── LISTING ──

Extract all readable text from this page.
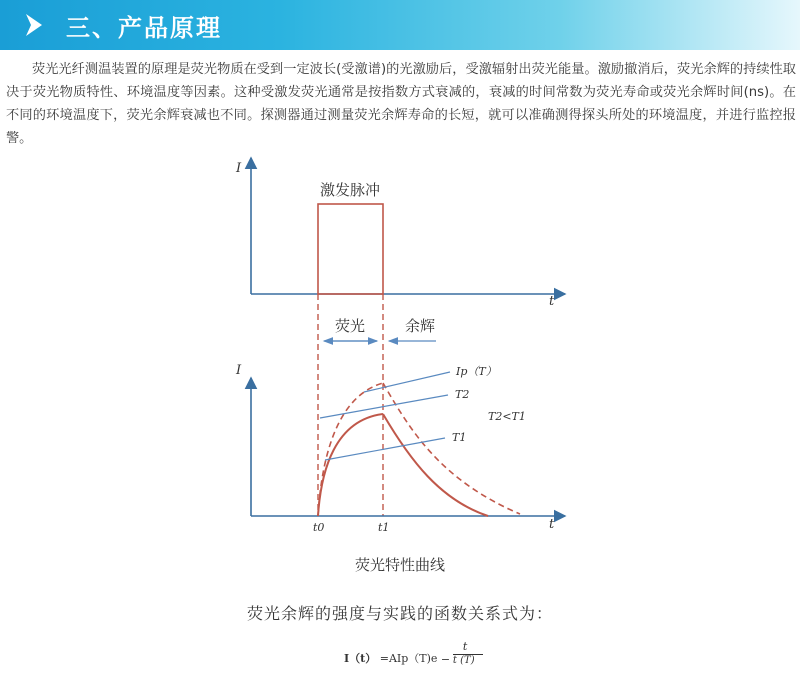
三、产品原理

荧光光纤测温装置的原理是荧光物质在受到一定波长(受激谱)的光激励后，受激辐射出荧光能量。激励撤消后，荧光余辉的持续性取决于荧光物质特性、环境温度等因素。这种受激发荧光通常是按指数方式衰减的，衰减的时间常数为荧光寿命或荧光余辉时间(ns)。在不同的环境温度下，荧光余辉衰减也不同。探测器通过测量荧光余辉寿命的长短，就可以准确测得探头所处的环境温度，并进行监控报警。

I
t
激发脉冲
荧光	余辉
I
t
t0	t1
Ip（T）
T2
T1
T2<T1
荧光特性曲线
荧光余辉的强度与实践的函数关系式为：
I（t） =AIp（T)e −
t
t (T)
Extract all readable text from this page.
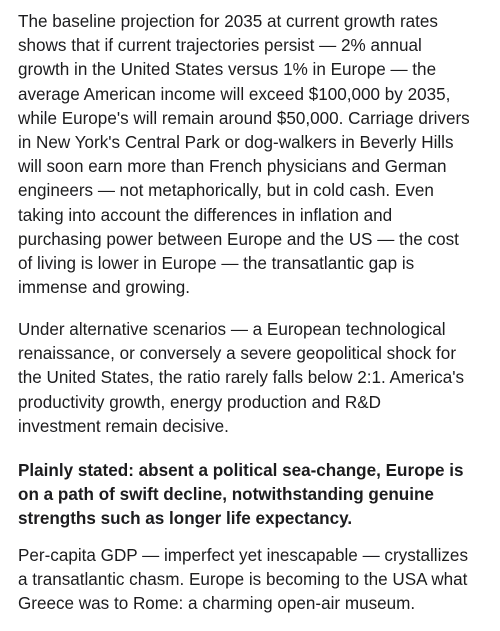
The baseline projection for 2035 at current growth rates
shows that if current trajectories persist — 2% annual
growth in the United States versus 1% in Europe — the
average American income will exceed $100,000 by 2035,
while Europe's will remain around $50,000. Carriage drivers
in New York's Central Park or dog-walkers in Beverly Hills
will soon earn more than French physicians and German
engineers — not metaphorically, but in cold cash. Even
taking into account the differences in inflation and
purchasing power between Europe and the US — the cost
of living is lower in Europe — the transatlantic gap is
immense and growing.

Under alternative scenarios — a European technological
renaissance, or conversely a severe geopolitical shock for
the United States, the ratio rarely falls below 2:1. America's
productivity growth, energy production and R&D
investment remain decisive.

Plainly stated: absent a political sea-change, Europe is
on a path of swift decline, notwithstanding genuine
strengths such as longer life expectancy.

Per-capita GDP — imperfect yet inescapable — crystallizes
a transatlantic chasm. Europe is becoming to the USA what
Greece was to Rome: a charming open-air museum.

───
── LISTING ──

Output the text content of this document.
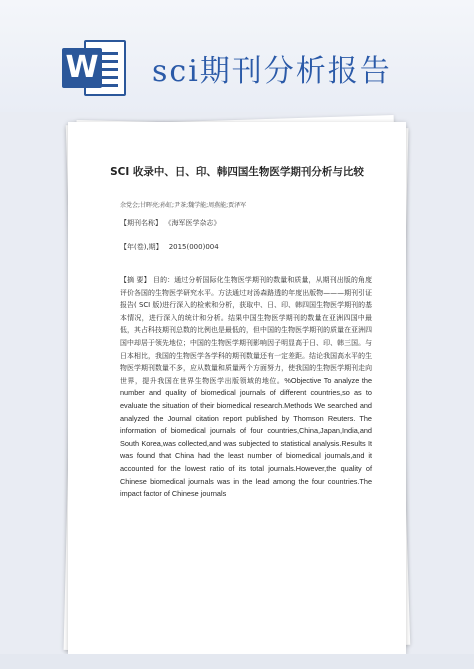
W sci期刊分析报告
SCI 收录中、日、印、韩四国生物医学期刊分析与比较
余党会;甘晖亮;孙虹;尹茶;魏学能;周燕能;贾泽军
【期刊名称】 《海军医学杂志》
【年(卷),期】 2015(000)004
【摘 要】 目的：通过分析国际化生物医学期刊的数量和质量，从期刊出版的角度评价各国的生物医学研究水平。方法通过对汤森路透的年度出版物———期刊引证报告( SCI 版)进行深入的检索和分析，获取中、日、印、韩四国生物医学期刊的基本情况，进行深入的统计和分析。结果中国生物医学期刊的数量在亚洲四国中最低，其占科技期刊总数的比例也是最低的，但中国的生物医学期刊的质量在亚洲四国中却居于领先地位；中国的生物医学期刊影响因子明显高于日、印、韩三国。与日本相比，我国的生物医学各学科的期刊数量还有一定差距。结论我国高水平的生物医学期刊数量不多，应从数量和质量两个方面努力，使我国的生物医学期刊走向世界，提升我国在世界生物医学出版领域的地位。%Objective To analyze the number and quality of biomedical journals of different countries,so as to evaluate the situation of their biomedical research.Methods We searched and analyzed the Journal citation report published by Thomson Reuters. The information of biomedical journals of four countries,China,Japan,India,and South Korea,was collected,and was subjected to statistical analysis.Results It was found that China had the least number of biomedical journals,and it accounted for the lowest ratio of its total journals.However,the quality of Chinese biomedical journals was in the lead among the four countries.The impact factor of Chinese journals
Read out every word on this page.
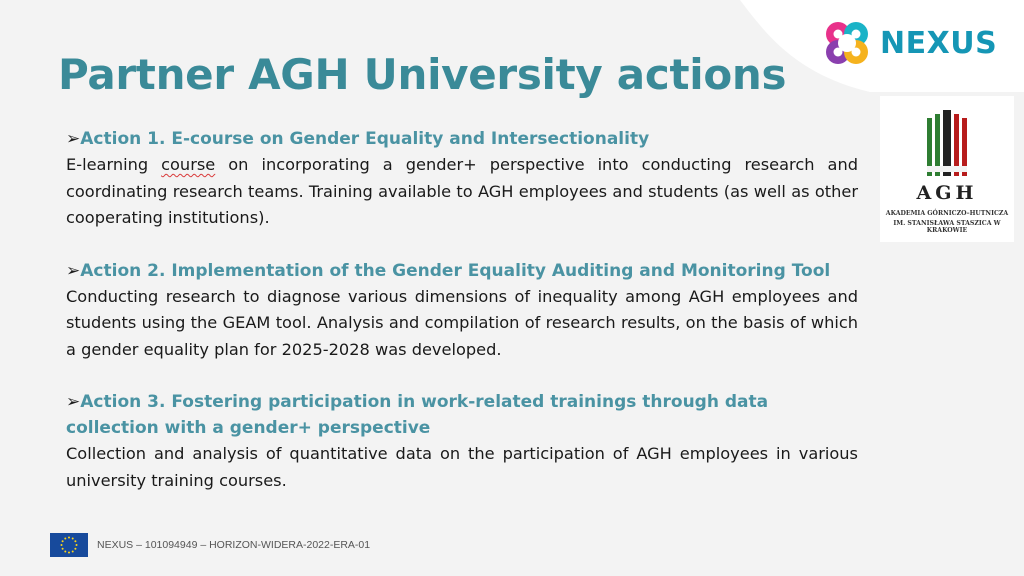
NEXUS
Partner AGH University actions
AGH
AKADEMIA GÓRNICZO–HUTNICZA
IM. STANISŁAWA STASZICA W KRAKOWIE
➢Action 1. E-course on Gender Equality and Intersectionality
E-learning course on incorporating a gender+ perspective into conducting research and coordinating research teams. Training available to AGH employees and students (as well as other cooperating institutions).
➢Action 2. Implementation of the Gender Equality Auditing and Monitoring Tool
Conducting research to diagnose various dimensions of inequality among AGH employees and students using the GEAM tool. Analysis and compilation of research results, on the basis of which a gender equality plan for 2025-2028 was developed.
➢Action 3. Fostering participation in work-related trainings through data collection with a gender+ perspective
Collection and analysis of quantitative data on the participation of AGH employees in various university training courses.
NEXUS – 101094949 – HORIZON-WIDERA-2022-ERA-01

───

_EXERCISE DIRECTIONS_
The word "employees" may turn up on some lines of these records; say how many, with no other words.

_SOLUTION TO THIS PROBLEM_
3